◆ TASK INPUT
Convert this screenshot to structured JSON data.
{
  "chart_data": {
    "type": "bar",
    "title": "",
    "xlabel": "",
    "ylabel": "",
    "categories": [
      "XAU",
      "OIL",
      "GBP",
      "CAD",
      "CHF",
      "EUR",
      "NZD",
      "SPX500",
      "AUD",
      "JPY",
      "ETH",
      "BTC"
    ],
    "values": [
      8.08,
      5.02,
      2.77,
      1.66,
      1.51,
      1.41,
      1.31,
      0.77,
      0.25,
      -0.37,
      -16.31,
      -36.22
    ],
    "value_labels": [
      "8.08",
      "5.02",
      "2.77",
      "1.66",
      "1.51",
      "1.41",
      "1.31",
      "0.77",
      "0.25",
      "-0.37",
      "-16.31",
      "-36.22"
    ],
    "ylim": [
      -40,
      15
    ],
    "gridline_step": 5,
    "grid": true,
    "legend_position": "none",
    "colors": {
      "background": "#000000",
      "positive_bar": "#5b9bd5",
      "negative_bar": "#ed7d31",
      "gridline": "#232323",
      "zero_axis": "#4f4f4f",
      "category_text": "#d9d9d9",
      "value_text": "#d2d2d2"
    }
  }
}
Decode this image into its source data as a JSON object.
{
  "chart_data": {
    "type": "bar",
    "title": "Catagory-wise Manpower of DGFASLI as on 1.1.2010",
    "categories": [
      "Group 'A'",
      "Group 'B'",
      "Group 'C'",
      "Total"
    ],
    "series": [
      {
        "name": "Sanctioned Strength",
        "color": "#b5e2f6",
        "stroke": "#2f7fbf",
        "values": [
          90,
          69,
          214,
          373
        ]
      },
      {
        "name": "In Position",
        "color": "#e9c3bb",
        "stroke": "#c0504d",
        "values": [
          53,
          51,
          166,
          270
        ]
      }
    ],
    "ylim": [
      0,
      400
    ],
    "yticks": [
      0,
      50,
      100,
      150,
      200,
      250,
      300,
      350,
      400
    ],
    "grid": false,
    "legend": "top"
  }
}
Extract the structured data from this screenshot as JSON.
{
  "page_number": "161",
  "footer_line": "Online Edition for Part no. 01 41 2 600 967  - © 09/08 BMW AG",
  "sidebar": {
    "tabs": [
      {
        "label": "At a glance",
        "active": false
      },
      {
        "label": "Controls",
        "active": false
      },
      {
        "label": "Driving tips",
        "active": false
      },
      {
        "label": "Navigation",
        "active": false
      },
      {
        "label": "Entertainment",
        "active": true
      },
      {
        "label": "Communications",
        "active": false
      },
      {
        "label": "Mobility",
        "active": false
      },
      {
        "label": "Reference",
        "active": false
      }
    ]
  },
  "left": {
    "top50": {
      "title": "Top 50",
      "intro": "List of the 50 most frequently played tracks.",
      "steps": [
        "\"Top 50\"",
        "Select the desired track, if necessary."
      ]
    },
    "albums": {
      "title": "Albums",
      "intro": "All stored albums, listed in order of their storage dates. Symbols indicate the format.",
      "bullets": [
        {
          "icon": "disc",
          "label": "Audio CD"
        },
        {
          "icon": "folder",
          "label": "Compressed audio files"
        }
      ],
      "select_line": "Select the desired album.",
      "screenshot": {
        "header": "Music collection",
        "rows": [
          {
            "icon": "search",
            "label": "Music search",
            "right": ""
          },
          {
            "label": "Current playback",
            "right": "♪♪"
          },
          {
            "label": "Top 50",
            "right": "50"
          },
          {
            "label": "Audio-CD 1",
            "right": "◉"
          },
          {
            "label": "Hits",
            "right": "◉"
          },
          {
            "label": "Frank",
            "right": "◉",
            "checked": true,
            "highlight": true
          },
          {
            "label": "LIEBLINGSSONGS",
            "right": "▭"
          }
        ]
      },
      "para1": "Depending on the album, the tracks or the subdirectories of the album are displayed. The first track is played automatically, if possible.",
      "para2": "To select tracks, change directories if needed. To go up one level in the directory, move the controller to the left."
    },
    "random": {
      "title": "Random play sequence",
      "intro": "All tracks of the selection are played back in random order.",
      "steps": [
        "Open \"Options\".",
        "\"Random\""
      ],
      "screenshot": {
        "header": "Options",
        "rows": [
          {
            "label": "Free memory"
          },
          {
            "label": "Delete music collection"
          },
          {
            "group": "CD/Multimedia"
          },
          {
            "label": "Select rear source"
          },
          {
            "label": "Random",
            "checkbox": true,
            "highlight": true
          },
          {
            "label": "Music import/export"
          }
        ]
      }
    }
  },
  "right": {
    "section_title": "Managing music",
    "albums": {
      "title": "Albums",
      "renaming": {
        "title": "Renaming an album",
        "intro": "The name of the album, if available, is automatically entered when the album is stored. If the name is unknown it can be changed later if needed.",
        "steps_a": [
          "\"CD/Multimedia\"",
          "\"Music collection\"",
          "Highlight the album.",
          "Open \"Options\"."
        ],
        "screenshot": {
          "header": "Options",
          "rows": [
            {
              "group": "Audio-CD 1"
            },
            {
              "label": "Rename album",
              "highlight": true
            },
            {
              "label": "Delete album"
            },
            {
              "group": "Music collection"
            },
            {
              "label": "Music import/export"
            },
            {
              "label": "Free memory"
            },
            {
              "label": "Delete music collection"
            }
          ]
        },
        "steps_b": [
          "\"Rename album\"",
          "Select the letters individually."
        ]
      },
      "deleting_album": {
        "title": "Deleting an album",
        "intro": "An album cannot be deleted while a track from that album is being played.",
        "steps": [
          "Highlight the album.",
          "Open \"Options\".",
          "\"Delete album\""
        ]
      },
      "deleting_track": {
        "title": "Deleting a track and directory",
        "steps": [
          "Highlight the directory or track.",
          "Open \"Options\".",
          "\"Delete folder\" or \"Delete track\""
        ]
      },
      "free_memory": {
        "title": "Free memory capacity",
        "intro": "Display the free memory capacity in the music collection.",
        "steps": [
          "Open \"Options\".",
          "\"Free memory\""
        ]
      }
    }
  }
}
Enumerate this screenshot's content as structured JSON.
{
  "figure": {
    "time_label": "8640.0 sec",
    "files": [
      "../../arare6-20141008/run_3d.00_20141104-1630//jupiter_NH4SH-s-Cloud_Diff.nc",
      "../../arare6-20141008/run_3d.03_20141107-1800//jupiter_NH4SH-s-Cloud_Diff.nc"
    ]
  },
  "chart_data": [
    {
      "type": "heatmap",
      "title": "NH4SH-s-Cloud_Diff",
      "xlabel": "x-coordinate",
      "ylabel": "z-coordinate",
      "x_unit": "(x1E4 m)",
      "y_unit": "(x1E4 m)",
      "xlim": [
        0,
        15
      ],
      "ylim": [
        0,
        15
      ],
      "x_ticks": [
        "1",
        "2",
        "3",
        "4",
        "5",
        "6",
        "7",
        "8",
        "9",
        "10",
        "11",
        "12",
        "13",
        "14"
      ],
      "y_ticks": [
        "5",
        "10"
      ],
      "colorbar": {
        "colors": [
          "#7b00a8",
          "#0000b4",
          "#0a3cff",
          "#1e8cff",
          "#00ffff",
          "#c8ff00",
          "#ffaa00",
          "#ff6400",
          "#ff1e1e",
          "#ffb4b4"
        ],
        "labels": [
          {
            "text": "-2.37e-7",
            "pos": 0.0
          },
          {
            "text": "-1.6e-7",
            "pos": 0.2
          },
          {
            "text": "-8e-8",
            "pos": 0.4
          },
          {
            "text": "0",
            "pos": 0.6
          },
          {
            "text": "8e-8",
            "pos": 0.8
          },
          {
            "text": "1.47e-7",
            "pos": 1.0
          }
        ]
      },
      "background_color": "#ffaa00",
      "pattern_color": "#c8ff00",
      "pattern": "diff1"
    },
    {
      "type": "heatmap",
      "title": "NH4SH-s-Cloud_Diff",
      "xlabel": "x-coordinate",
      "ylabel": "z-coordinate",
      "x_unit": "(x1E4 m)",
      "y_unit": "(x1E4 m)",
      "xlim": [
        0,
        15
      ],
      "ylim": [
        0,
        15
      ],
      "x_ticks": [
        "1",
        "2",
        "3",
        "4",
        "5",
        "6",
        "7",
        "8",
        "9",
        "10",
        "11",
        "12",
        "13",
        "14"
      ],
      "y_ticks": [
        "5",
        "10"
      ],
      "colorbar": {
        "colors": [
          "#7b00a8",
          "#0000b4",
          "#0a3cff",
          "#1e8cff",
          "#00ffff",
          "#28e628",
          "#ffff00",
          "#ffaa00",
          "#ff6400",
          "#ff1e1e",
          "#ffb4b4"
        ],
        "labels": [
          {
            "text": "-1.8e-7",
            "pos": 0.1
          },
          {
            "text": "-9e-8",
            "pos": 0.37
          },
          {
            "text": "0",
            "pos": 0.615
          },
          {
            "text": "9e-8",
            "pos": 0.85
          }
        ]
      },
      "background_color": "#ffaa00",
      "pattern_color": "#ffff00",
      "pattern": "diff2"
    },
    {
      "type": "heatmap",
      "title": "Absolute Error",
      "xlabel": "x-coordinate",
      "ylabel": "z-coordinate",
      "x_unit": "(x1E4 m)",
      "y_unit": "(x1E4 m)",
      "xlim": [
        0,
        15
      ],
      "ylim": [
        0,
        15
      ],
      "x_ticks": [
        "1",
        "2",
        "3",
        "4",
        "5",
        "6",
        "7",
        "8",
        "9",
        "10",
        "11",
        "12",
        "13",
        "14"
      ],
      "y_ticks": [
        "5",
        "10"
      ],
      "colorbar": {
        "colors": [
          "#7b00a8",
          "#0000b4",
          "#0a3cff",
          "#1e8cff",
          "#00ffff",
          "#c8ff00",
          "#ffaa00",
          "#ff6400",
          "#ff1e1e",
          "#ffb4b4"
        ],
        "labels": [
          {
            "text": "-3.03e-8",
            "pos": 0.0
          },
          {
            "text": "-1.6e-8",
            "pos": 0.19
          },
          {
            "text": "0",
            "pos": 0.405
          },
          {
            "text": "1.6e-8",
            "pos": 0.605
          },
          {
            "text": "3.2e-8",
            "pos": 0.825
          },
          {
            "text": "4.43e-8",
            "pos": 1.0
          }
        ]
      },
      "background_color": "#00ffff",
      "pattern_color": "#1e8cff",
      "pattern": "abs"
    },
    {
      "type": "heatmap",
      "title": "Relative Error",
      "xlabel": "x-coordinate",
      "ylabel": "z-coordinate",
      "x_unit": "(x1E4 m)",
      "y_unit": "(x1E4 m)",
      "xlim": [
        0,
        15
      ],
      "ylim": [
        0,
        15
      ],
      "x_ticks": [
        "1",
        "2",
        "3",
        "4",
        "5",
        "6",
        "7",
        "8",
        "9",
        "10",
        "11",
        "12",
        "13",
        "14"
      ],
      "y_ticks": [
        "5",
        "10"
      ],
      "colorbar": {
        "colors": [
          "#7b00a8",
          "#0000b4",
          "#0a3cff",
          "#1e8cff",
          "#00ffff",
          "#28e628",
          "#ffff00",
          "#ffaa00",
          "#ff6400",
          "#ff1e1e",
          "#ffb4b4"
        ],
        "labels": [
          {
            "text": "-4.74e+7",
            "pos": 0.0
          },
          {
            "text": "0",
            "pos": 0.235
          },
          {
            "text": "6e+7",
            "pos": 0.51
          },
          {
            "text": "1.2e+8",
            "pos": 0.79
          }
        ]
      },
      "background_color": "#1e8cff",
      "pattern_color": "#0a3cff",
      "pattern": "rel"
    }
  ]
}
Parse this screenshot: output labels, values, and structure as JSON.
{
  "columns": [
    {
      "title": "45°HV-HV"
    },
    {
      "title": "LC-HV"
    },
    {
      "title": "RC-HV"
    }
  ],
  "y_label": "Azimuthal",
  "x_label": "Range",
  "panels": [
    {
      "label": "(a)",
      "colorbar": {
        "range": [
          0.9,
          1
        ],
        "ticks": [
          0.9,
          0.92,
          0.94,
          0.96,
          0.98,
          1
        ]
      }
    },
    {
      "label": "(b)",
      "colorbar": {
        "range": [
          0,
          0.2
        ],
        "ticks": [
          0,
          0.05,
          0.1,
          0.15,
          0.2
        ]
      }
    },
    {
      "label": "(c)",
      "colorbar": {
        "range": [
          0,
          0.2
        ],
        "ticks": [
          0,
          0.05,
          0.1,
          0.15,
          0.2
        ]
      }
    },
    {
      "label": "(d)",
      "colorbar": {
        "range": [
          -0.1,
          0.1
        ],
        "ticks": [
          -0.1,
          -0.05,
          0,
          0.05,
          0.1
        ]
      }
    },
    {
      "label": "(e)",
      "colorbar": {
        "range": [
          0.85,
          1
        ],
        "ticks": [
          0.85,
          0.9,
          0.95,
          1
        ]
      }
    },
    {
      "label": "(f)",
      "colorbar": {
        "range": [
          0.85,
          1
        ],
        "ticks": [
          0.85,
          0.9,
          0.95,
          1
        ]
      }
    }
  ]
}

◆ GOAL
Only the count is wanted: report how many lines of the material above hold the word "right".

◆ SOLUTION
8